## begin Selected passage

Advertised prices for cars and accessories should be seen as a starting point for negotiations; you're entering a haggler's world as palpably as jetting off to a dust-swept country's bazaar. Now you're armed with the web's top prices, try to make dealerships compete with each other, and if they won't, consider buying online.
Haggling rules aren't hard and fast, but here are some basics:
- Trade-ins aren't MoneySaving. Trading in your current car may save hassle, but it's likely you'll get better value selling separately.
- Let them know you've done the research and play dealers off against each other.
- Timing is important. The month's end is prime time as dealers have targets to meet (the March, June, September, December quarter-end even better). Counter-seasonal buying is good too; convertibles can be cheaper in December than June, and while it's less important these days, avoid the registration change period.
- Walk away the first day. Take time to consider, good sales people can imbue a hot, sticky ‘I want' mentality. And if you get ‘car-lust', take a sensible friend to keep you calm.
- Check the warranty. This is the manufacturer's promise to pay for repairs, the standard in the UK is three years, except Hyundai which is five, and Kia, which offers an unparallelled 7 years on some models. It's conditional on having a service at designated times. Try to get dealers to include their extended warranties after the manufacturer's ends; they're not as good, but they're still worth having.

## end Selected passage
## begin Data provided

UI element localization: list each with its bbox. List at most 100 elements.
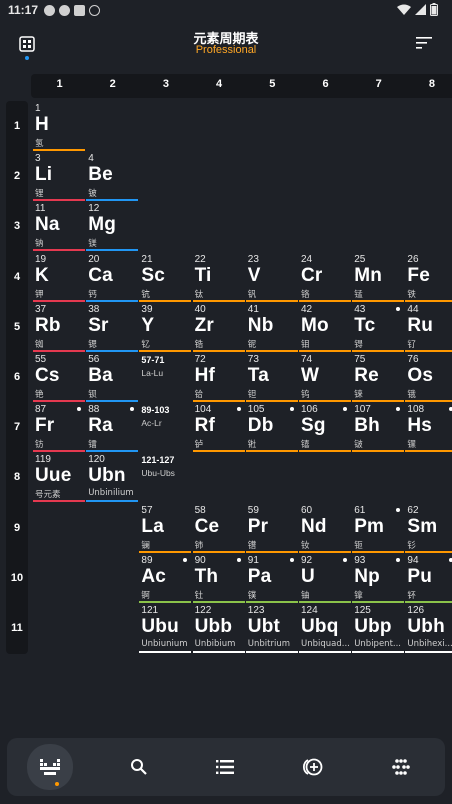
element-cell-ac[interactable]: 89 Ac 锕 bbox=[139, 554, 192, 604]
nav-add-compare-button[interactable] bbox=[291, 747, 335, 787]
element-cell-uue[interactable]: 119 Uue 号元素 bbox=[33, 453, 86, 503]
element-cell-ta[interactable]: 73 Ta 钽 bbox=[245, 353, 299, 403]
element-symbol: Fr bbox=[35, 415, 55, 437]
element-cell-ubu[interactable]: 121 Ubu Unbiunium bbox=[139, 604, 192, 654]
element-cell-rf[interactable]: 104 Rf 𬬻 bbox=[192, 403, 246, 453]
element-cell-pa[interactable]: 91 Pa 镤 bbox=[245, 554, 299, 604]
nav-list-button[interactable] bbox=[203, 747, 247, 787]
element-cell-ubp[interactable]: 125 Ubp Unbipent... bbox=[352, 604, 405, 654]
element-cell-th[interactable]: 90 Th 钍 bbox=[192, 554, 246, 604]
group-number[interactable]: 3 bbox=[139, 78, 192, 90]
nav-table-button[interactable] bbox=[27, 744, 73, 790]
sort-icon[interactable] bbox=[416, 36, 432, 50]
element-cell-h[interactable]: 1H氢 bbox=[33, 102, 86, 152]
element-cell-db[interactable]: 105 Db 𬭊 bbox=[245, 403, 299, 453]
element-cell-hs[interactable]: 108 Hs 𬭶 bbox=[405, 403, 452, 453]
element-cell-pu[interactable]: 94 Pu 钚 bbox=[405, 554, 452, 604]
element-cell-zr[interactable]: 40 Zr 锆 bbox=[192, 303, 246, 353]
element-cell-ubn[interactable]: 120 Ubn Unbinilium bbox=[86, 453, 139, 503]
element-cell-ubb[interactable]: 122 Ubb Unbibium bbox=[192, 604, 246, 654]
element-cell-rb[interactable]: 37 Rb 铷 bbox=[33, 303, 86, 353]
group-number[interactable]: 7 bbox=[352, 78, 405, 90]
element-cell-sr[interactable]: 38 Sr 锶 bbox=[86, 303, 139, 353]
element-cell-sm[interactable]: 62 Sm 钐 bbox=[405, 504, 452, 554]
element-cell-ce[interactable]: 58 Ce 铈 bbox=[192, 504, 246, 554]
period-number[interactable]: 4 bbox=[6, 271, 28, 283]
group-number[interactable]: 5 bbox=[246, 78, 299, 90]
series-range-cell[interactable]: 89-103 Ac-Lr bbox=[139, 403, 192, 453]
nav-search-button[interactable] bbox=[117, 747, 161, 787]
group-number[interactable]: 1 bbox=[33, 78, 86, 90]
period-number[interactable]: 10 bbox=[6, 572, 28, 584]
period-number[interactable]: 11 bbox=[6, 622, 28, 634]
element-cell-nb[interactable]: 41 Nb 铌 bbox=[245, 303, 299, 353]
element-cell-v[interactable]: 23 V 钒 bbox=[245, 253, 299, 303]
series-range-cell[interactable]: 57-71 La-Lu bbox=[139, 353, 192, 403]
element-cell-ba[interactable]: 56 Ba 钡 bbox=[86, 353, 139, 403]
element-cell-ca[interactable]: 20 Ca 钙 bbox=[86, 253, 139, 303]
element-cell-ru[interactable]: 44 Ru 钌 bbox=[405, 303, 452, 353]
element-cell-la[interactable]: 57 La 镧 bbox=[139, 504, 192, 554]
atomic-number: 90 bbox=[194, 554, 206, 566]
element-symbol: Ubu bbox=[141, 616, 179, 637]
element-name: 镭 bbox=[88, 440, 97, 451]
period-number[interactable]: 2 bbox=[6, 170, 28, 182]
group-number[interactable]: 8 bbox=[405, 78, 452, 90]
element-cell-hf[interactable]: 72 Hf 铪 bbox=[192, 353, 246, 403]
element-cell-ra[interactable]: 88 Ra 镭 bbox=[86, 403, 139, 453]
period-number[interactable]: 7 bbox=[6, 421, 28, 433]
element-cell-bh[interactable]: 107 Bh 𬭛 bbox=[352, 403, 405, 453]
period-number[interactable]: 3 bbox=[6, 220, 28, 232]
element-cell-cr[interactable]: 24 Cr 铬 bbox=[299, 253, 352, 303]
period-number[interactable]: 8 bbox=[6, 471, 28, 483]
element-cell-u[interactable]: 92 U 铀 bbox=[299, 554, 352, 604]
period-number[interactable]: 9 bbox=[6, 522, 28, 534]
element-cell-k[interactable]: 19 K 钾 bbox=[33, 253, 86, 303]
element-cell-w[interactable]: 74 W 钨 bbox=[299, 353, 352, 403]
element-cell-na[interactable]: 11 Na 钠 bbox=[33, 202, 86, 252]
element-cell-pr[interactable]: 59 Pr 镨 bbox=[245, 504, 299, 554]
element-cell-ubq[interactable]: 124 Ubq Unbiquad... bbox=[299, 604, 352, 654]
period-number[interactable]: 5 bbox=[6, 321, 28, 333]
element-name: 锝 bbox=[354, 339, 363, 350]
element-cell-mn[interactable]: 25 Mn 锰 bbox=[352, 253, 405, 303]
element-cell-fr[interactable]: 87 Fr 钫 bbox=[33, 403, 86, 453]
element-name: 铀 bbox=[301, 590, 310, 601]
period-number[interactable]: 1 bbox=[6, 120, 28, 132]
element-cell-sg[interactable]: 106 Sg 𬭳 bbox=[299, 403, 352, 453]
element-cell-sc[interactable]: 21 Sc 钪 bbox=[139, 253, 192, 303]
series-symbol-range: Ac-Lr bbox=[141, 418, 162, 429]
element-cell-tc[interactable]: 43 Tc 锝 bbox=[352, 303, 405, 353]
series-range-cell[interactable]: 121-127 Ubu-Ubs bbox=[139, 453, 192, 503]
element-cell-ti[interactable]: 22 Ti 钛 bbox=[192, 253, 246, 303]
group-number[interactable]: 4 bbox=[193, 78, 246, 90]
nav-more-button[interactable] bbox=[379, 747, 423, 787]
atomic-number: 62 bbox=[407, 504, 419, 516]
element-name: 铬 bbox=[301, 289, 310, 300]
element-cell-ubh[interactable]: 126 Ubh Unbihexi... bbox=[405, 604, 452, 654]
element-symbol: Fe bbox=[407, 264, 430, 286]
element-cell-os[interactable]: 76 Os 锇 bbox=[405, 353, 452, 403]
element-cell-np[interactable]: 93 Np 镎 bbox=[352, 554, 405, 604]
element-cell-fe[interactable]: 26 Fe 铁 bbox=[405, 253, 452, 303]
element-cell-pm[interactable]: 61 Pm 钷 bbox=[352, 504, 405, 554]
element-name: 钡 bbox=[88, 390, 97, 400]
series-number-range: 89-103 bbox=[141, 405, 170, 416]
element-name: 锇 bbox=[407, 390, 416, 400]
group-number[interactable]: 2 bbox=[86, 78, 139, 90]
element-symbol: Nb bbox=[247, 314, 274, 336]
element-cell-mo[interactable]: 42 Mo 钼 bbox=[299, 303, 352, 353]
element-cell-li[interactable]: 3 Li 锂 bbox=[33, 152, 86, 202]
element-cell-be[interactable]: 4 Be 铍 bbox=[86, 152, 139, 202]
element-cell-nd[interactable]: 60 Nd 钕 bbox=[299, 504, 352, 554]
atomic-number: 3 bbox=[35, 153, 41, 165]
element-cell-ubt[interactable]: 123 Ubt Unbitrium bbox=[245, 604, 299, 654]
category-bar bbox=[192, 450, 245, 453]
element-cell-mg[interactable]: 12 Mg 镁 bbox=[86, 202, 139, 252]
group-number[interactable]: 6 bbox=[299, 78, 352, 90]
period-number[interactable]: 6 bbox=[6, 371, 28, 383]
element-cell-cs[interactable]: 55 Cs 铯 bbox=[33, 353, 86, 403]
element-cell-y[interactable]: 39 Y 钇 bbox=[139, 303, 192, 353]
element-cell-re[interactable]: 75 Re 铼 bbox=[352, 353, 405, 403]
atomic-number: 89 bbox=[141, 554, 153, 566]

## end Data provided

### Exercise 1
In the car-buying tips, how long is the standard manufacturer's warranty in the UK?
### Exercise 2
Pick up the car-buying tips where they stop and continue them.

### Reply 1
Three years.

### Reply 2
- Don't talk finances till you've fixed the price. Letting the dealer think they may be able to sell you their profitable financing may make them sweeten the deal.
- Loads more haggling tips. Gem up on the full Haggling guide for many more techniques.
Got a haggling tip to share? Add it to the discussion
Sadly, saving up, then buying on a preloaded cashback credit card (Read Best Cashback Cards) isn't a reality for most. Therefore cutting the cost of borrowing is important too. Borrowing costs increase with the size, length and interest rate of the loan and from insurance add-ons. Stretching the length is often costlier than increasing the rate.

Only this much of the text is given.